PROBLEM DETAILS: Pull each line holding "الأساسية" out of the entries below.
┌────────
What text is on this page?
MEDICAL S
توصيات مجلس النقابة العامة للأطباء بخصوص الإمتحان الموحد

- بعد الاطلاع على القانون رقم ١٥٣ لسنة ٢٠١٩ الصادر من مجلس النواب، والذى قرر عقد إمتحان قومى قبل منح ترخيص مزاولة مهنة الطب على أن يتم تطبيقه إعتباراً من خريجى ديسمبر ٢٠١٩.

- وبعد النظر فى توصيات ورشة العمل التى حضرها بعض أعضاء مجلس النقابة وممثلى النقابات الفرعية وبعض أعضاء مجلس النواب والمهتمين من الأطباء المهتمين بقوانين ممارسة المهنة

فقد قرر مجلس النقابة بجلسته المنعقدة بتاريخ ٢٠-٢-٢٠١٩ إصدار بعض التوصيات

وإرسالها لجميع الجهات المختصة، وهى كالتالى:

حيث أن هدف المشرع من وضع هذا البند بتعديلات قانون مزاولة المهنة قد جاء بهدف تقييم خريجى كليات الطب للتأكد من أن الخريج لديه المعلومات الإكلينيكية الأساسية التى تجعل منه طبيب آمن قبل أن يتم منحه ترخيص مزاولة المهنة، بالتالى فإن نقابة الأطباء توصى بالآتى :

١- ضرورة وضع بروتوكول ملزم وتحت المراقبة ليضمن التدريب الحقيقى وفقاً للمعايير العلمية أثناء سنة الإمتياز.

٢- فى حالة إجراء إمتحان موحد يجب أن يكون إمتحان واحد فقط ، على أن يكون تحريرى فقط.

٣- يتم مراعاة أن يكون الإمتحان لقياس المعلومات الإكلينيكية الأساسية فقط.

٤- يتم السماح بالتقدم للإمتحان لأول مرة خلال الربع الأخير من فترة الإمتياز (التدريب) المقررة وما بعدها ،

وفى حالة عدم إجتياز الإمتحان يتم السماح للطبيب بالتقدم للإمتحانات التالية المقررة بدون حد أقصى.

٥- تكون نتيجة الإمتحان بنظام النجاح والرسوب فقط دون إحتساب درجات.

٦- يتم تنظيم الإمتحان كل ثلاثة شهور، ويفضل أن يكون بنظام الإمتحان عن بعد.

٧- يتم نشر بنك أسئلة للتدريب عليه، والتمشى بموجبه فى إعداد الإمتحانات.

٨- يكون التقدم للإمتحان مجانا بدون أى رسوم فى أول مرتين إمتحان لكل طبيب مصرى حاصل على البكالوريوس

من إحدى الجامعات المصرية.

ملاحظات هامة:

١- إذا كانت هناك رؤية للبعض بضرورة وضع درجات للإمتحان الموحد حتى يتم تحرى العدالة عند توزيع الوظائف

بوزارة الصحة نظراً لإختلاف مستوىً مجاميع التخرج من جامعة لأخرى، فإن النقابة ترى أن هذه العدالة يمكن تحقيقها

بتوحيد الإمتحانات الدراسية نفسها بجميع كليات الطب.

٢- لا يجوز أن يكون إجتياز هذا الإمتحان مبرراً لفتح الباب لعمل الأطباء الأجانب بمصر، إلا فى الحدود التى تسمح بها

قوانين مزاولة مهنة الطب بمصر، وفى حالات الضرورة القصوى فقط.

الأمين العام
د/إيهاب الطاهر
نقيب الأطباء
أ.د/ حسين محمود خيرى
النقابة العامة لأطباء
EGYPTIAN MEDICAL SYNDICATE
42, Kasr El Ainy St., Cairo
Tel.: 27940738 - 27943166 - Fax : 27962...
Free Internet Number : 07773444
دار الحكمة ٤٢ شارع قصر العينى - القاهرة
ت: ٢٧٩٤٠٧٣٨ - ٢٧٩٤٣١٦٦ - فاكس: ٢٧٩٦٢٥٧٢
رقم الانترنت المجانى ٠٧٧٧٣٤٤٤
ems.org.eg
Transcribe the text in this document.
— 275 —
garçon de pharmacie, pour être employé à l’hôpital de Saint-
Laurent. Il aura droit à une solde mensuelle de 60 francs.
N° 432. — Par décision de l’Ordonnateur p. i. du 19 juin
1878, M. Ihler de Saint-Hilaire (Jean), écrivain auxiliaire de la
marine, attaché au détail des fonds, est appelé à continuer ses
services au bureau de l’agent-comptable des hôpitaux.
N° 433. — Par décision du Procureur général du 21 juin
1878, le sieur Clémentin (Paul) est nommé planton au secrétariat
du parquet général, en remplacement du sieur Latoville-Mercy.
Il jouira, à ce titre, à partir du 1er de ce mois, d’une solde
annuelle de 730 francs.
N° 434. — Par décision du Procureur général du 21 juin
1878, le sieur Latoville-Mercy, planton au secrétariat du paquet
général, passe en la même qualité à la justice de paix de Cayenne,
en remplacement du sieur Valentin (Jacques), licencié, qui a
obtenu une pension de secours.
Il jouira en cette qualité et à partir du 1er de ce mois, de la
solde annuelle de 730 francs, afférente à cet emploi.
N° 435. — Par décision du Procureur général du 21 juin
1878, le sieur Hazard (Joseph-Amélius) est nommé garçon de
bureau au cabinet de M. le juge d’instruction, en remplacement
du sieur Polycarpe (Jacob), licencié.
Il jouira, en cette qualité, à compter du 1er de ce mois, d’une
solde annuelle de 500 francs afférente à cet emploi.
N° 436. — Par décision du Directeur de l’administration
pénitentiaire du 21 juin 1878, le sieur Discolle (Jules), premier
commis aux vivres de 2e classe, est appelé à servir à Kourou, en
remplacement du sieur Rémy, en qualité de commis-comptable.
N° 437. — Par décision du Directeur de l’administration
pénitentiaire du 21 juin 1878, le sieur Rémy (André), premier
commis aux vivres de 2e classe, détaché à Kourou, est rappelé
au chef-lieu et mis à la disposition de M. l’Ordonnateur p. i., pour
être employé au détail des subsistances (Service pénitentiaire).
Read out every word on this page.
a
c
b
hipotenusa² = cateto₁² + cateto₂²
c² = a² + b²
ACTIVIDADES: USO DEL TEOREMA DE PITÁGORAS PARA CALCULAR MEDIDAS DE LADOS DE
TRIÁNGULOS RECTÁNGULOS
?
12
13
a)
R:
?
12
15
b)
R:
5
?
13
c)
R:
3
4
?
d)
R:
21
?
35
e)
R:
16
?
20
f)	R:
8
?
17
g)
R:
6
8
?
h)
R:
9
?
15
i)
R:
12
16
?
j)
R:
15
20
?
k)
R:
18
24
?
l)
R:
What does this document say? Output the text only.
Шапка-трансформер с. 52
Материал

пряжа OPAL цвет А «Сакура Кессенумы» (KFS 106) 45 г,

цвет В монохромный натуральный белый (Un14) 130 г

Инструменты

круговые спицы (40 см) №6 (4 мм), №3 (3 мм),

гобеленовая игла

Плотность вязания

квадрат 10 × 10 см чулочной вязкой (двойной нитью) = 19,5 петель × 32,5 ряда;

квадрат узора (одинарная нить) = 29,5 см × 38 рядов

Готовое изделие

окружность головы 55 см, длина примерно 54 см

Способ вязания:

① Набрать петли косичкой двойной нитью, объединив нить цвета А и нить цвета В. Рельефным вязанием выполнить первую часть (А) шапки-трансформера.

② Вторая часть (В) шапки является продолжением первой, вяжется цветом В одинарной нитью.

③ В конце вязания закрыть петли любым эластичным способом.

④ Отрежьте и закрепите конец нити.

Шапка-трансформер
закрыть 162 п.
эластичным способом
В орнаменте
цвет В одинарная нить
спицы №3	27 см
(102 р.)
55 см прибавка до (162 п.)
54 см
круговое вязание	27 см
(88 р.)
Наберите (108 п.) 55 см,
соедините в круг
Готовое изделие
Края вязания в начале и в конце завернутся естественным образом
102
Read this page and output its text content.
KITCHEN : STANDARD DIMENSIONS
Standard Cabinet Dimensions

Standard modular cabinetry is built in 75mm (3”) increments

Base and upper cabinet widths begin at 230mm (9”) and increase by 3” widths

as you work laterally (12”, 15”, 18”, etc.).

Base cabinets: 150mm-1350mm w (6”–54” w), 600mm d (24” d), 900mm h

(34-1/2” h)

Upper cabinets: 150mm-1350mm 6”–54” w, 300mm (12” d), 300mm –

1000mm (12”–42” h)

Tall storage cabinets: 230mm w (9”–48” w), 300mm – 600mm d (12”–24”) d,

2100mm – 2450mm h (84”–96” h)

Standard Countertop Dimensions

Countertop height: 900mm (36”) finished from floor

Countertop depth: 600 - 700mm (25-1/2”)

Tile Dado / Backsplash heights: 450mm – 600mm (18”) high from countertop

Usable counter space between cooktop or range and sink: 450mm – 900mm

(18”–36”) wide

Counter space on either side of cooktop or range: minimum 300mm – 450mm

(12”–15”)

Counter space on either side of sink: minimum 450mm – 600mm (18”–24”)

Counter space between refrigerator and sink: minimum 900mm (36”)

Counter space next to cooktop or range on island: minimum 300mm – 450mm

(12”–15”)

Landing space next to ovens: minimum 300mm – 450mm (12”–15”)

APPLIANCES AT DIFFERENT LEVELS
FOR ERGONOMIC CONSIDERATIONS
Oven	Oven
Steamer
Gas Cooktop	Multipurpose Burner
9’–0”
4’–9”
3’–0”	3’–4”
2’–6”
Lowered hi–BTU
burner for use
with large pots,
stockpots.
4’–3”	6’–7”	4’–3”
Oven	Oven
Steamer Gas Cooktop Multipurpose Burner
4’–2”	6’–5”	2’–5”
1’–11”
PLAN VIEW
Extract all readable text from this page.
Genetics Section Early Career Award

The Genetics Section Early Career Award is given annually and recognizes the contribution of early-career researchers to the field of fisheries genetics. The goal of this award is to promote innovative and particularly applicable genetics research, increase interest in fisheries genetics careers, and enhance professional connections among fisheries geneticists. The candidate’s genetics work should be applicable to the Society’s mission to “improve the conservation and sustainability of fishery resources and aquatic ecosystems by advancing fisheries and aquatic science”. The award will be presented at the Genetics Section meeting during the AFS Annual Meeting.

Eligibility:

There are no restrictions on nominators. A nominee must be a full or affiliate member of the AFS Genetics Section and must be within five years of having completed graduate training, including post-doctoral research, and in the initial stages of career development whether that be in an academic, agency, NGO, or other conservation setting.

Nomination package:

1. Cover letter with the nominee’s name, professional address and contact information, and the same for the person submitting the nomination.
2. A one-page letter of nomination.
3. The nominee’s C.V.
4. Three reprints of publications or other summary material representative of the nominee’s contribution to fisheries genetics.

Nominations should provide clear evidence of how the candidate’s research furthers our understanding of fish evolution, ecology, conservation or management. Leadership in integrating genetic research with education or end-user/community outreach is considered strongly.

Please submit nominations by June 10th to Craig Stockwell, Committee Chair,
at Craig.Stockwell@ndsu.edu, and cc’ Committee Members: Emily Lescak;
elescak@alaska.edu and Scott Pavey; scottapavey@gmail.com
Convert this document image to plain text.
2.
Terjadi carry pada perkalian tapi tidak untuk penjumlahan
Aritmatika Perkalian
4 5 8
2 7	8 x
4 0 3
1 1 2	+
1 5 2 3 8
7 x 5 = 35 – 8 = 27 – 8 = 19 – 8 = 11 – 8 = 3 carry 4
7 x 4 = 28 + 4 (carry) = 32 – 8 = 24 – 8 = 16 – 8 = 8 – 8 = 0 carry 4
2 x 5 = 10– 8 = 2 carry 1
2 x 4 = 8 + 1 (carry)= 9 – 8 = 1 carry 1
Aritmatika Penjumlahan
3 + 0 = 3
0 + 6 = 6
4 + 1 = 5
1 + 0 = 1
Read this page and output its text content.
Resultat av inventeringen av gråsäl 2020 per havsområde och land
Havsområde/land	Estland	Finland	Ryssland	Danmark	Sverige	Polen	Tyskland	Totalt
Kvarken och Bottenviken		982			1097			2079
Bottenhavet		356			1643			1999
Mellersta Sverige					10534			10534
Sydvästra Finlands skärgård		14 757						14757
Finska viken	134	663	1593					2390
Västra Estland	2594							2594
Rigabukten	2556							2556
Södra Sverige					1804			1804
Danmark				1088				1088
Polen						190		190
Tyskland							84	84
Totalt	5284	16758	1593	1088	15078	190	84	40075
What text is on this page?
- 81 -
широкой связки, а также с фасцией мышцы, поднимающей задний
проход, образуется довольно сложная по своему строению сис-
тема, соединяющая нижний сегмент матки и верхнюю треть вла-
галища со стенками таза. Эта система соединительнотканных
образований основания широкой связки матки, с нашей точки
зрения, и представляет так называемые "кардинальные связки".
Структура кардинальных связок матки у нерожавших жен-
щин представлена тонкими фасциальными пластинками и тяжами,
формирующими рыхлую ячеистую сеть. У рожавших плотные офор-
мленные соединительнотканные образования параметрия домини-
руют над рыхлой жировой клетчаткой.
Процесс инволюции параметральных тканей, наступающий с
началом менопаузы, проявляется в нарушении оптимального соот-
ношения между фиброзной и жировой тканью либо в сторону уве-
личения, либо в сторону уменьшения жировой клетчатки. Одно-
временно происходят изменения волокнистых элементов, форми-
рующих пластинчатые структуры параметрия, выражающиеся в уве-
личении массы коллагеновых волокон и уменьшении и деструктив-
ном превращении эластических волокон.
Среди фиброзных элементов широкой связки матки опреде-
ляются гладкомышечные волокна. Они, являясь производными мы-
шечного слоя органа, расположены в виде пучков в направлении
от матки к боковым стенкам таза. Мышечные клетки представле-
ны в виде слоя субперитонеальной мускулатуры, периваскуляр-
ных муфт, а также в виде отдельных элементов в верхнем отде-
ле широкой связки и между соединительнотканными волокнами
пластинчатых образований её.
└────────
FINISHED EXERCISE:
حيث أن هدف المشرع من وضع هذا البند بتعديلات قانون مزاولة المهنة قد جاء بهدف تقييم خريجى كليات الطب للتأكد من أن الخريج لديه المعلومات الإكلينيكية الأساسية التى تجعل منه طبيب آمن قبل أن يتم منحه ترخيص مزاولة المهنة، بالتالى فإن نقابة الأطباء توصى بالآتى :
٣- يتم مراعاة أن يكون الإمتحان لقياس المعلومات الإكلينيكية الأساسية فقط.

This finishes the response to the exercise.